[A block of data]

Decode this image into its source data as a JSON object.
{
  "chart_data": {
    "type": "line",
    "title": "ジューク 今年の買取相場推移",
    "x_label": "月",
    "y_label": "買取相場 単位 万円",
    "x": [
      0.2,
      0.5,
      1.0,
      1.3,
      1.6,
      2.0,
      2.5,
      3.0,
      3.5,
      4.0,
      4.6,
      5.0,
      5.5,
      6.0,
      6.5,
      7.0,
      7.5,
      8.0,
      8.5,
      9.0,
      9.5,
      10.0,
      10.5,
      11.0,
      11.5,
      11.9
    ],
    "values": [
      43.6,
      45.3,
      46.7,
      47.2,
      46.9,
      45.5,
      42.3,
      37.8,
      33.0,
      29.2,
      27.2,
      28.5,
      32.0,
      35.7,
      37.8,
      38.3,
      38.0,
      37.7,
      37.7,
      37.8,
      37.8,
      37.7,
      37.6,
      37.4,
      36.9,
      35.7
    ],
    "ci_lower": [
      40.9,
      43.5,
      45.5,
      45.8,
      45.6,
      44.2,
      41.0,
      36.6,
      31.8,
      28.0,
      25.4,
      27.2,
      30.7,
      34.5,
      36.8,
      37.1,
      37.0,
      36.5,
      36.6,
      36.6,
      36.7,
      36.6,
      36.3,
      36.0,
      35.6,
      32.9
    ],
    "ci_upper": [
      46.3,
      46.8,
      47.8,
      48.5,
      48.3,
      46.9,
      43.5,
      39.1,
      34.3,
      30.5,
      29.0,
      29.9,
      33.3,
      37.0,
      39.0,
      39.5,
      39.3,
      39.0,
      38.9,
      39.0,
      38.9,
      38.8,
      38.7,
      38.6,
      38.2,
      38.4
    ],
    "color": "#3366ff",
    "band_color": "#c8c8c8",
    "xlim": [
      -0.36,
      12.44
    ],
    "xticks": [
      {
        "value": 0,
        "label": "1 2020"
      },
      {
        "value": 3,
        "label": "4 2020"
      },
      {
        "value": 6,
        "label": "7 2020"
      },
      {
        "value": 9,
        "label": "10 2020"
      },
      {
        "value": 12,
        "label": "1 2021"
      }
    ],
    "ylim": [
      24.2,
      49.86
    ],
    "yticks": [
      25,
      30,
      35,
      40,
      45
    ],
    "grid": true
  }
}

▶ [Goal of the exercise]: Take the records above and return them exactly as written.

▶ [Written solution]:
Decode this image into its source data as a JSON object.
{
  "chart_data": {
    "type": "line",
    "title": "ジューク 今年の買取相場推移",
    "x_label": "月",
    "y_label": "買取相場 単位 万円",
    "x": [
      0.2,
      0.5,
      1.0,
      1.3,
      1.6,
      2.0,
      2.5,
      3.0,
      3.5,
      4.0,
      4.6,
      5.0,
      5.5,
      6.0,
      6.5,
      7.0,
      7.5,
      8.0,
      8.5,
      9.0,
      9.5,
      10.0,
      10.5,
      11.0,
      11.5,
      11.9
    ],
    "values": [
      43.6,
      45.3,
      46.7,
      47.2,
      46.9,
      45.5,
      42.3,
      37.8,
      33.0,
      29.2,
      27.2,
      28.5,
      32.0,
      35.7,
      37.8,
      38.3,
      38.0,
      37.7,
      37.7,
      37.8,
      37.8,
      37.7,
      37.6,
      37.4,
      36.9,
      35.7
    ],
    "ci_lower": [
      40.9,
      43.5,
      45.5,
      45.8,
      45.6,
      44.2,
      41.0,
      36.6,
      31.8,
      28.0,
      25.4,
      27.2,
      30.7,
      34.5,
      36.8,
      37.1,
      37.0,
      36.5,
      36.6,
      36.6,
      36.7,
      36.6,
      36.3,
      36.0,
      35.6,
      32.9
    ],
    "ci_upper": [
      46.3,
      46.8,
      47.8,
      48.5,
      48.3,
      46.9,
      43.5,
      39.1,
      34.3,
      30.5,
      29.0,
      29.9,
      33.3,
      37.0,
      39.0,
      39.5,
      39.3,
      39.0,
      38.9,
      39.0,
      38.9,
      38.8,
      38.7,
      38.6,
      38.2,
      38.4
    ],
    "color": "#3366ff",
    "band_color": "#c8c8c8",
    "xlim": [
      -0.36,
      12.44
    ],
    "xticks": [
      {
        "value": 0,
        "label": "1 2020"
      },
      {
        "value": 3,
        "label": "4 2020"
      },
      {
        "value": 6,
        "label": "7 2020"
      },
      {
        "value": 9,
        "label": "10 2020"
      },
      {
        "value": 12,
        "label": "1 2021"
      }
    ],
    "ylim": [
      24.2,
      49.86
    ],
    "yticks": [
      25,
      30,
      35,
      40,
      45
    ],
    "grid": true
  }
}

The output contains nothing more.